Work required: Leave the pictures out and transcribe every record exactly.

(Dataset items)
>> start
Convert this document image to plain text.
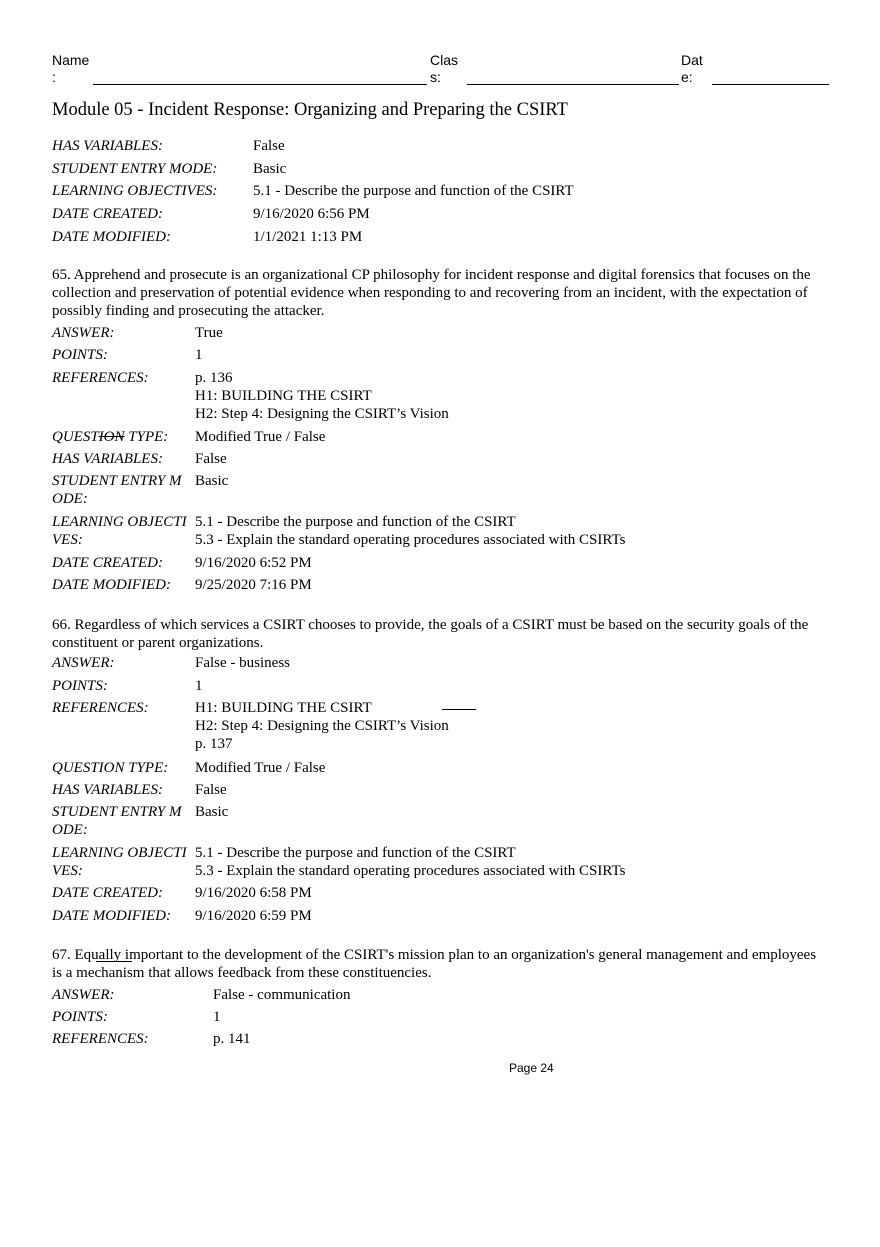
Name
:
Clas
s:
Dat
e:
Module 05 - Incident Response: Organizing and Preparing the CSIRT
HAS VARIABLES:	False
STUDENT ENTRY MODE: Basic
LEARNING OBJECTIVES: 5.1 - Describe the purpose and function of the CSIRT
DATE CREATED:	9/16/2020 6:56 PM
DATE MODIFIED:	1/1/2021 1:13 PM
65. Apprehend and prosecute is an organizational CP philosophy for incident response and digital forensics that focuses on the collection and preservation of potential evidence when responding to and recovering from an incident, with the expectation of possibly finding and prosecuting the attacker.
ANSWER:	True
POINTS:	1
REFERENCES:	p. 136
H1: BUILDING THE CSIRT
H2: Step 4: Designing the CSIRT’s Vision
QUESTION TYPE: Modified True / False
HAS VARIABLES: False
STUDENT ENTRY M
ODE:
Basic
LEARNING OBJECTI
VES:
5.1 - Describe the purpose and function of the CSIRT
5.3 - Explain the standard operating procedures associated with CSIRTs
DATE CREATED: 9/16/2020 6:52 PM
DATE MODIFIED: 9/25/2020 7:16 PM
66. Regardless of which services a CSIRT chooses to provide, the goals of a CSIRT must be based on the security goals of the constituent or parent organizations.
ANSWER:	False - business
POINTS:	1
REFERENCES:	H1: BUILDING THE CSIRT
H2: Step 4: Designing the CSIRT’s Vision
p. 137
QUESTION TYPE: Modified True / False
HAS VARIABLES: False
STUDENT ENTRY M
ODE:
Basic
LEARNING OBJECTI
VES:
5.1 - Describe the purpose and function of the CSIRT
5.3 - Explain the standard operating procedures associated with CSIRTs
DATE CREATED: 9/16/2020 6:58 PM
DATE MODIFIED: 9/16/2020 6:59 PM
67. Equally important to the development of the CSIRT's mission plan to an organization's general management and employees is a mechanism that allows feedback from these constituencies.
ANSWER:	False - communication
POINTS:	1
REFERENCES:	p. 141
Page 24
>> end
Solution for this task:
Convert this document image to plain text.
Name
:
Clas
s:
Dat
e:
Module 05 - Incident Response: Organizing and Preparing the CSIRT
HAS VARIABLES:	False
STUDENT ENTRY MODE: Basic
LEARNING OBJECTIVES: 5.1 - Describe the purpose and function of the CSIRT
DATE CREATED:	9/16/2020 6:56 PM
DATE MODIFIED:	1/1/2021 1:13 PM
65. Apprehend and prosecute is an organizational CP philosophy for incident response and digital forensics that focuses on the collection and preservation of potential evidence when responding to and recovering from an incident, with the expectation of possibly finding and prosecuting the attacker.
ANSWER:	True
POINTS:	1
REFERENCES:	p. 136
H1: BUILDING THE CSIRT
H2: Step 4: Designing the CSIRT’s Vision
QUESTION TYPE: Modified True / False
HAS VARIABLES: False
STUDENT ENTRY M
ODE:
Basic
LEARNING OBJECTI
VES:
5.1 - Describe the purpose and function of the CSIRT
5.3 - Explain the standard operating procedures associated with CSIRTs
DATE CREATED: 9/16/2020 6:52 PM
DATE MODIFIED: 9/25/2020 7:16 PM
66. Regardless of which services a CSIRT chooses to provide, the goals of a CSIRT must be based on the security goals of the constituent or parent organizations.
ANSWER:	False - business
POINTS:	1
REFERENCES:	H1: BUILDING THE CSIRT
H2: Step 4: Designing the CSIRT’s Vision
p. 137
QUESTION TYPE: Modified True / False
HAS VARIABLES: False
STUDENT ENTRY M
ODE:
Basic
LEARNING OBJECTI
VES:
5.1 - Describe the purpose and function of the CSIRT
5.3 - Explain the standard operating procedures associated with CSIRTs
DATE CREATED: 9/16/2020 6:58 PM
DATE MODIFIED: 9/16/2020 6:59 PM
67. Equally important to the development of the CSIRT's mission plan to an organization's general management and employees is a mechanism that allows feedback from these constituencies.
ANSWER:	False - communication
POINTS:	1
REFERENCES:	p. 141
Page 24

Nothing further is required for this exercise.